Check each line of the material below for "death" and copy those where it appears.

☆ ☆ ☆ ☆ ☆ ☆ ☆

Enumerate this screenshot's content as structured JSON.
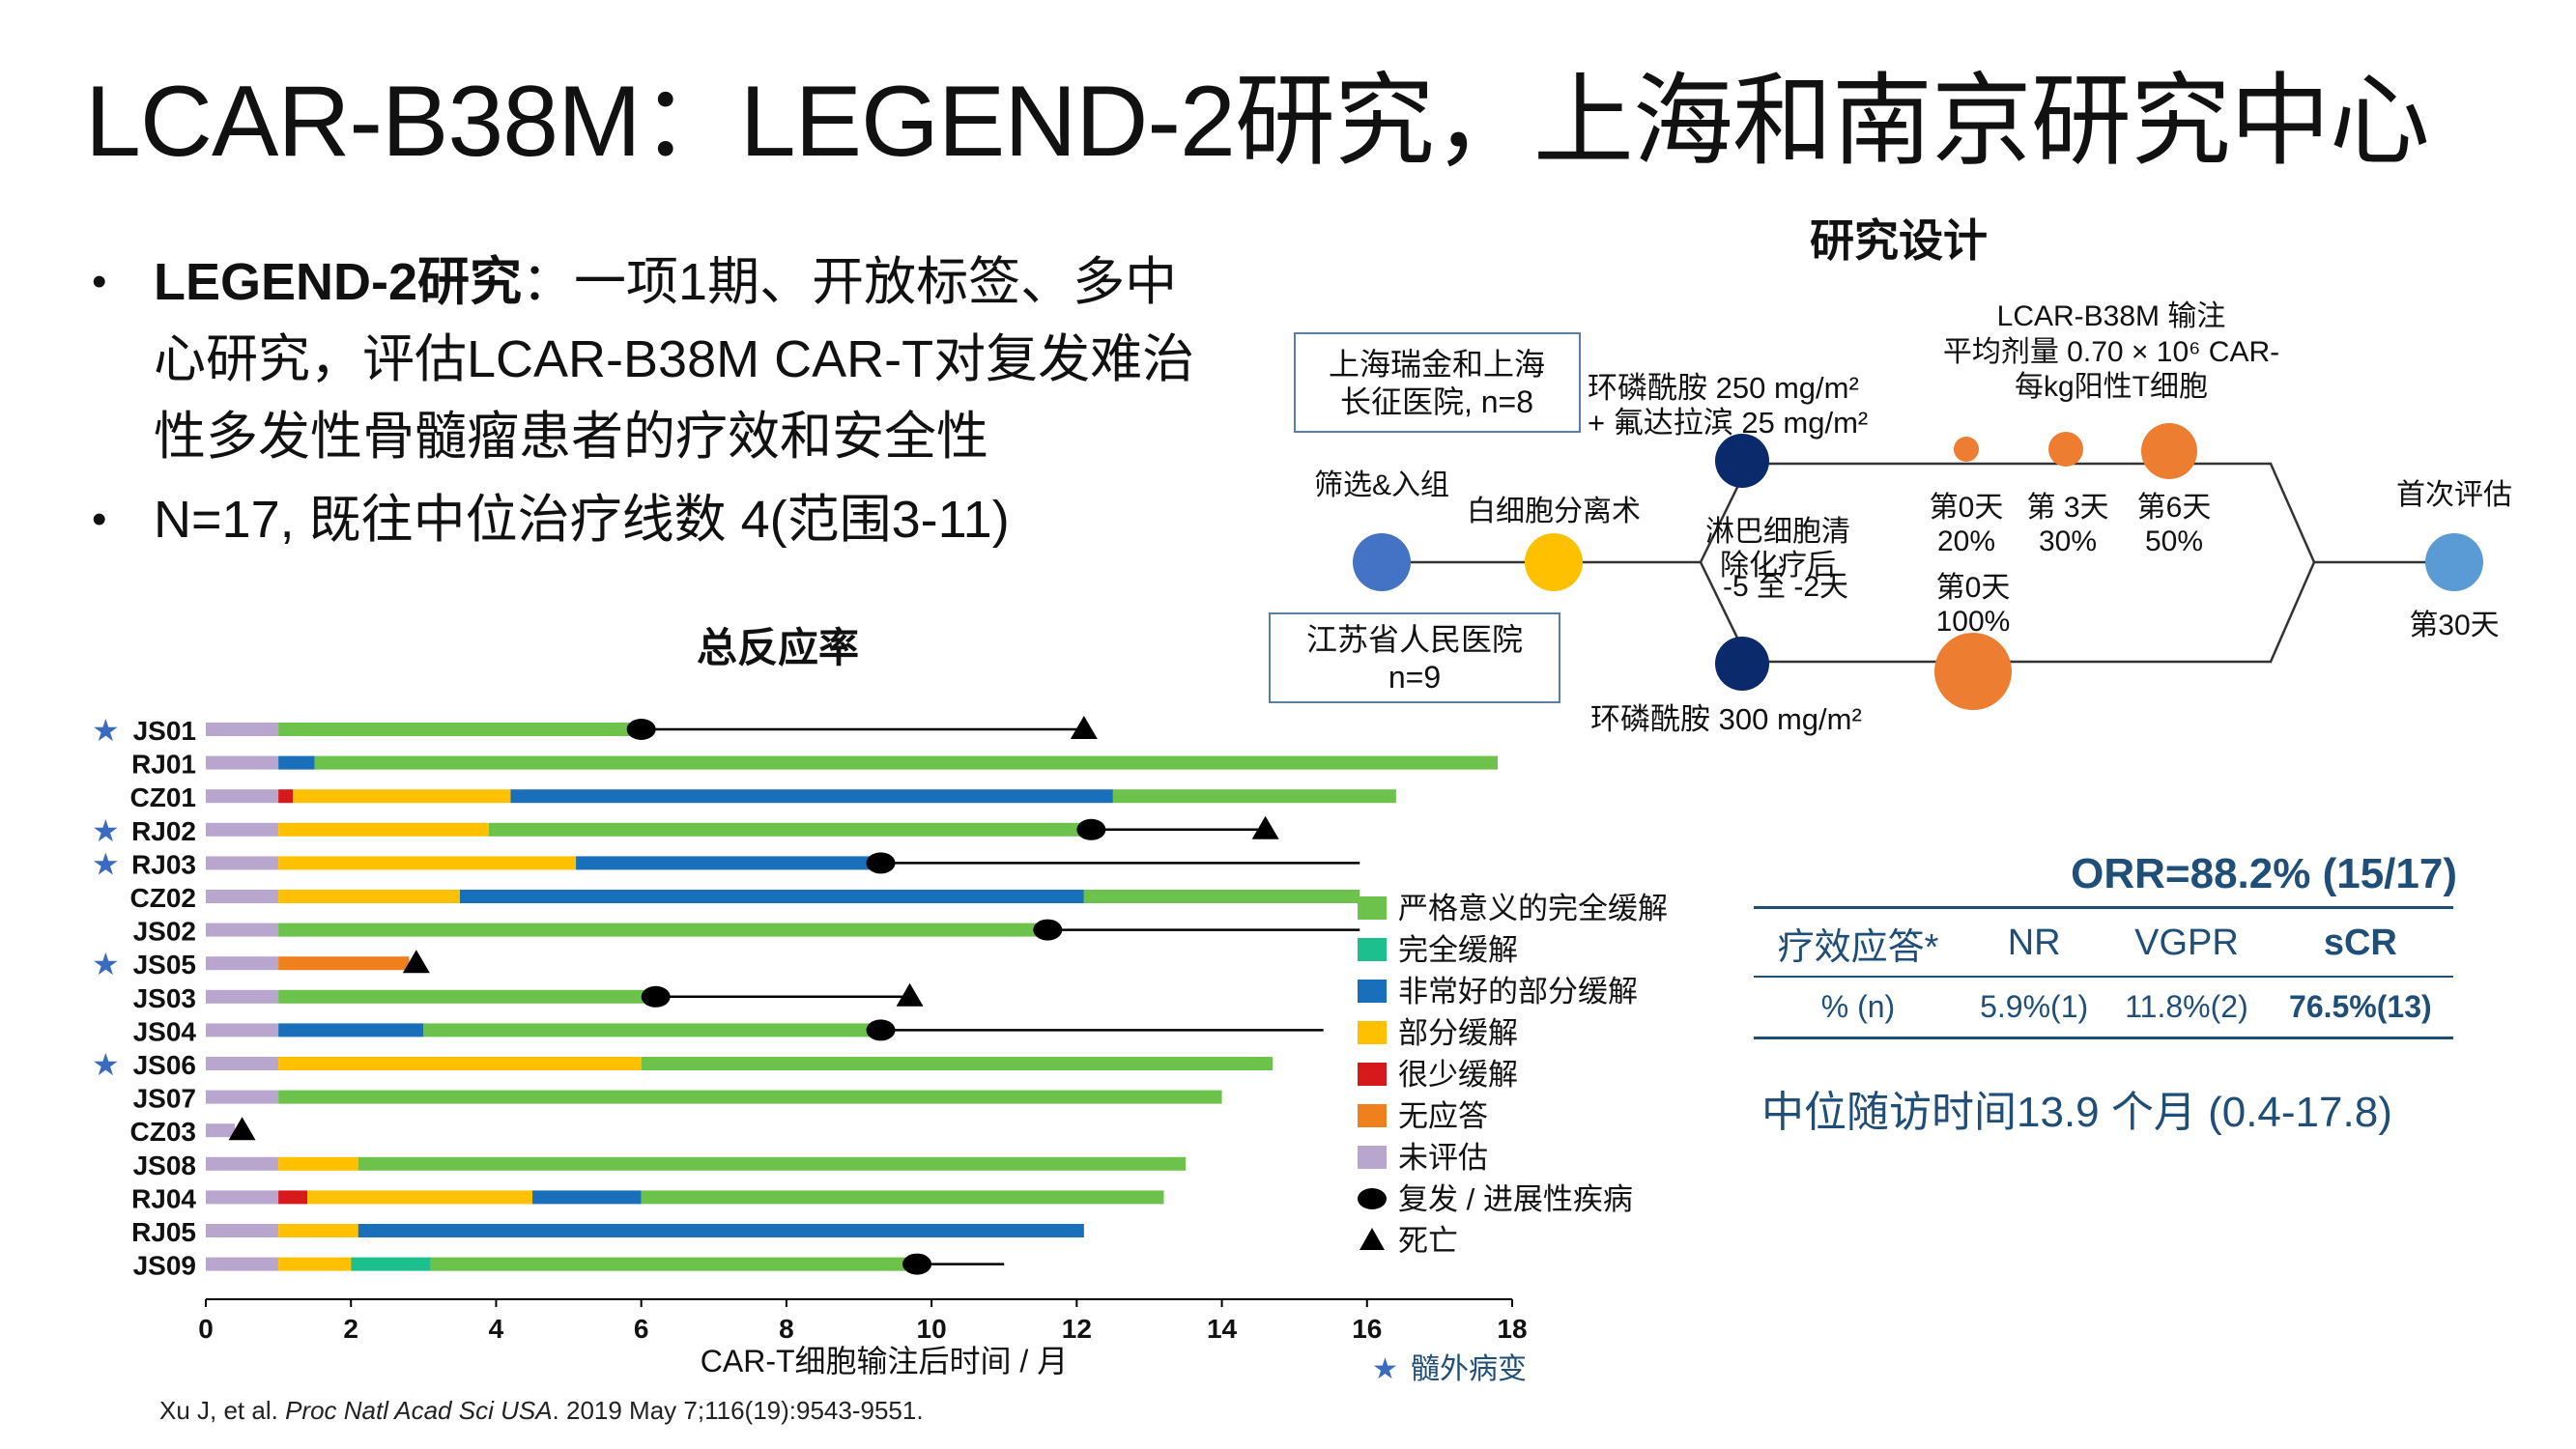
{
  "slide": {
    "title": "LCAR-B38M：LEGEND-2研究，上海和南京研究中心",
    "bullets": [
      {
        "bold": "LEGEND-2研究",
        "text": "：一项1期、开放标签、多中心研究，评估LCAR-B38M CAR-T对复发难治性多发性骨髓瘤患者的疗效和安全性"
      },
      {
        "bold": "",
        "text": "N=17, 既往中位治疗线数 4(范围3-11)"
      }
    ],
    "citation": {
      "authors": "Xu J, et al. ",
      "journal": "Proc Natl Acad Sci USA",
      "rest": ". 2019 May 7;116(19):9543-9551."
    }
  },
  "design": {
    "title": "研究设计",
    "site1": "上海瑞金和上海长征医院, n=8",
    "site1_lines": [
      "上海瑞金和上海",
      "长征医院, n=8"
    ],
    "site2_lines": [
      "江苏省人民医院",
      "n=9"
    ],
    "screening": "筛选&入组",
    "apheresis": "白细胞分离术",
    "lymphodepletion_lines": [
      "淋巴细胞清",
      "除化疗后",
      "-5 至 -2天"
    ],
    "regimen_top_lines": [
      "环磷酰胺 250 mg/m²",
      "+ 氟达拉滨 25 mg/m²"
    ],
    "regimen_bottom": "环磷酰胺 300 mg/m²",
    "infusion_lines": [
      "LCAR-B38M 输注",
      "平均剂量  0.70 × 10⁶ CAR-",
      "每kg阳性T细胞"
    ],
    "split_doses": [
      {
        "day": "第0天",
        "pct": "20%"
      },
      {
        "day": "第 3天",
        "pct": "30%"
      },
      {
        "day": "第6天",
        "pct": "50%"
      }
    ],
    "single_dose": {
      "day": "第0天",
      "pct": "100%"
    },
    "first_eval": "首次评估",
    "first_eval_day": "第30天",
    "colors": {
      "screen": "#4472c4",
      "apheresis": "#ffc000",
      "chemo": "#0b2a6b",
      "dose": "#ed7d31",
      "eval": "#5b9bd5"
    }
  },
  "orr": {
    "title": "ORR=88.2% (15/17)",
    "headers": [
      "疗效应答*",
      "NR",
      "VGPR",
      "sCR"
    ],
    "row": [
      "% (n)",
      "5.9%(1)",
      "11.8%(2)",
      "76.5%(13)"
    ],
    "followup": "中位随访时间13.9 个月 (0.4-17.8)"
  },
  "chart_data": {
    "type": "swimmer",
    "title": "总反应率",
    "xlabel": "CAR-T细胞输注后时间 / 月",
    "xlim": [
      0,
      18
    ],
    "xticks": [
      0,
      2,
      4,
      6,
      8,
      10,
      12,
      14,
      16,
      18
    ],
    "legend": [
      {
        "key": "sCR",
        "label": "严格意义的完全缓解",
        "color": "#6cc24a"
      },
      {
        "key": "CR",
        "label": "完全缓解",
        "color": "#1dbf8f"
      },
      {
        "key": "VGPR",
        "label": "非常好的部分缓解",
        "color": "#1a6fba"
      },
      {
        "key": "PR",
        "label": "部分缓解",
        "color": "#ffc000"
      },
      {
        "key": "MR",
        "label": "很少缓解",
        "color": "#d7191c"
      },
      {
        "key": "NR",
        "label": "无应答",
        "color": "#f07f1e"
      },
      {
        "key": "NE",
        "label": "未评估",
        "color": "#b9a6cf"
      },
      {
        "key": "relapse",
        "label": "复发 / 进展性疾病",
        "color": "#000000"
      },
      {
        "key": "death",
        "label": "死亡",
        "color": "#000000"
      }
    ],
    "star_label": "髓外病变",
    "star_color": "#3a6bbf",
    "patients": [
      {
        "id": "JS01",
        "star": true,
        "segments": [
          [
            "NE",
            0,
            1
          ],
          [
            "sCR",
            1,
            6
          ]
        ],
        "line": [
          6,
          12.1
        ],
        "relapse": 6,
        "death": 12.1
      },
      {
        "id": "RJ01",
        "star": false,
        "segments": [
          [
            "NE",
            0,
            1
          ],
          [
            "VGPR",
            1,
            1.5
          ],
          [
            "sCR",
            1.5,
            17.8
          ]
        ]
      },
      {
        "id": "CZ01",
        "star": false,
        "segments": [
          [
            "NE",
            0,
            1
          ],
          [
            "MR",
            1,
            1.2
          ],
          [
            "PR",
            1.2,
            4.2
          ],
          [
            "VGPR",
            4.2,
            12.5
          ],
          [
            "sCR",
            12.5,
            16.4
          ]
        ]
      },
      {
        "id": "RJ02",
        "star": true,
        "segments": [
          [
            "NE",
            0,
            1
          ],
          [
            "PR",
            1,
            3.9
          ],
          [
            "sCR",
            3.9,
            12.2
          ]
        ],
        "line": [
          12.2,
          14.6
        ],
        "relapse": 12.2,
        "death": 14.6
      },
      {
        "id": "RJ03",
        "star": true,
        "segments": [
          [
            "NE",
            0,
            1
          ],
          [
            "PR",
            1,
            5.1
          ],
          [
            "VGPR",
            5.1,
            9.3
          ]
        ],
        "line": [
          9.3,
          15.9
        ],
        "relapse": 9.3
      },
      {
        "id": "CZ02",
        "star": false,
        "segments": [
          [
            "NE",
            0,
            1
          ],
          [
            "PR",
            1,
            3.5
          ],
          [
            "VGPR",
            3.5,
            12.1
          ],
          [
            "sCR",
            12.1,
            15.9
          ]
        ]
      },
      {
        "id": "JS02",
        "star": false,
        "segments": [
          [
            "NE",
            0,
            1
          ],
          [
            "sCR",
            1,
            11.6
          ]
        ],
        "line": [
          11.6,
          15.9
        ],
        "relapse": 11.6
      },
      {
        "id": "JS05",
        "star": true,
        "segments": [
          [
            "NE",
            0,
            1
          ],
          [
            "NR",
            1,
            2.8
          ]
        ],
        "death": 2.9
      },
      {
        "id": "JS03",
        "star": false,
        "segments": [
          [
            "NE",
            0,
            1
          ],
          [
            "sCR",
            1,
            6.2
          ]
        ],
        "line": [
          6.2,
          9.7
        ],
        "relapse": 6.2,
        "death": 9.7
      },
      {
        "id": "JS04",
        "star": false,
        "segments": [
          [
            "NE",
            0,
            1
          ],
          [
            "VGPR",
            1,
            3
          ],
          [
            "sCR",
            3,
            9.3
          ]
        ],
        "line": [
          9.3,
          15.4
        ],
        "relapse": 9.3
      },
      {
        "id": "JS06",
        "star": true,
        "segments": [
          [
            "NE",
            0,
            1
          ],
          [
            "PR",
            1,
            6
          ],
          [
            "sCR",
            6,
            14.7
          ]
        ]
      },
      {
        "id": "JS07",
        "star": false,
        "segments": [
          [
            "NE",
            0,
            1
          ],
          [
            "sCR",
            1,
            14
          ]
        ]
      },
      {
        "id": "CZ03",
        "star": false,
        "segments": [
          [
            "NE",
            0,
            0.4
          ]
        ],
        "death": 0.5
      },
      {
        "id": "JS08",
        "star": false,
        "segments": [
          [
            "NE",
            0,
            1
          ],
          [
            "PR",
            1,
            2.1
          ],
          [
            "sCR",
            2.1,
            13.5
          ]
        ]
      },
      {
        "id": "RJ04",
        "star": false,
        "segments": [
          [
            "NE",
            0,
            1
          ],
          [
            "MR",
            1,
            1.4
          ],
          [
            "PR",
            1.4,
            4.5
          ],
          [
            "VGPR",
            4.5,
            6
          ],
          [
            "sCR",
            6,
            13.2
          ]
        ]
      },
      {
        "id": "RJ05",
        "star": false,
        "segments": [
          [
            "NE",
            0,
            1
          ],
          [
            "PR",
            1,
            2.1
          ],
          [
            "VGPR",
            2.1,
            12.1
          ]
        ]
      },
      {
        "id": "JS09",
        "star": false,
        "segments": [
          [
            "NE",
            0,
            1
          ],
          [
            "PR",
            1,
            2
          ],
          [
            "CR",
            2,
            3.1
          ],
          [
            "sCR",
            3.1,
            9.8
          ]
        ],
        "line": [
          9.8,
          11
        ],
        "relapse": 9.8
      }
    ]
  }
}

☆ ☆ ☆ ☆ ☆ ☆ ☆

§ **Written response**:
        "key": "death",
        "death": 12.1
        "death": 14.6
        "death": 2.9
        "death": 9.7
        "death": 0.5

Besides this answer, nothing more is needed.